Print each line of the listing once more, precisely as given.

[MATERIAL]
****************************************
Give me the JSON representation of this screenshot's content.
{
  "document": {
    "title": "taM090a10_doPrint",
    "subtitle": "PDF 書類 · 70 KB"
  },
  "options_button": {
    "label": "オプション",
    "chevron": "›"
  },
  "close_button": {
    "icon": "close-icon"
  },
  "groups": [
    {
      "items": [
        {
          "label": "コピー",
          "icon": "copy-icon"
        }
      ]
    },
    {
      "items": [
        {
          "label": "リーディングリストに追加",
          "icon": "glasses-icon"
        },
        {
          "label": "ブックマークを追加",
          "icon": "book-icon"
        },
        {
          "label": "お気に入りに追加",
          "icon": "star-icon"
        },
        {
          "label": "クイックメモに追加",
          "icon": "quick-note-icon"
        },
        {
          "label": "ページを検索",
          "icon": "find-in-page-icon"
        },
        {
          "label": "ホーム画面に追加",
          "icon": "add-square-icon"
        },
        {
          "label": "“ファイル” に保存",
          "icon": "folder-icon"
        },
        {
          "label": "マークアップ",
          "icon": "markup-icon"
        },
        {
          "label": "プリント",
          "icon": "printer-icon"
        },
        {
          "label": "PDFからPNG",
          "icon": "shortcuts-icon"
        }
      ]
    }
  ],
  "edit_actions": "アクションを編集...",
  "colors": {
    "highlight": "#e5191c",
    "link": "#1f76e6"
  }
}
****************************************
[SOLUTION TO THIS TASK]
Give me the JSON representation of this screenshot's content.
{
  "document": {
    "title": "taM090a10_doPrint",
    "subtitle": "PDF 書類 · 70 KB"
  },
  "options_button": {
    "label": "オプション",
    "chevron": "›"
  },
  "close_button": {
    "icon": "close-icon"
  },
  "groups": [
    {
      "items": [
        {
          "label": "コピー",
          "icon": "copy-icon"
        }
      ]
    },
    {
      "items": [
        {
          "label": "リーディングリストに追加",
          "icon": "glasses-icon"
        },
        {
          "label": "ブックマークを追加",
          "icon": "book-icon"
        },
        {
          "label": "お気に入りに追加",
          "icon": "star-icon"
        },
        {
          "label": "クイックメモに追加",
          "icon": "quick-note-icon"
        },
        {
          "label": "ページを検索",
          "icon": "find-in-page-icon"
        },
        {
          "label": "ホーム画面に追加",
          "icon": "add-square-icon"
        },
        {
          "label": "“ファイル” に保存",
          "icon": "folder-icon"
        },
        {
          "label": "マークアップ",
          "icon": "markup-icon"
        },
        {
          "label": "プリント",
          "icon": "printer-icon"
        },
        {
          "label": "PDFからPNG",
          "icon": "shortcuts-icon"
        }
      ]
    }
  ],
  "edit_actions": "アクションを編集...",
  "colors": {
    "highlight": "#e5191c",
    "link": "#1f76e6"
  }
}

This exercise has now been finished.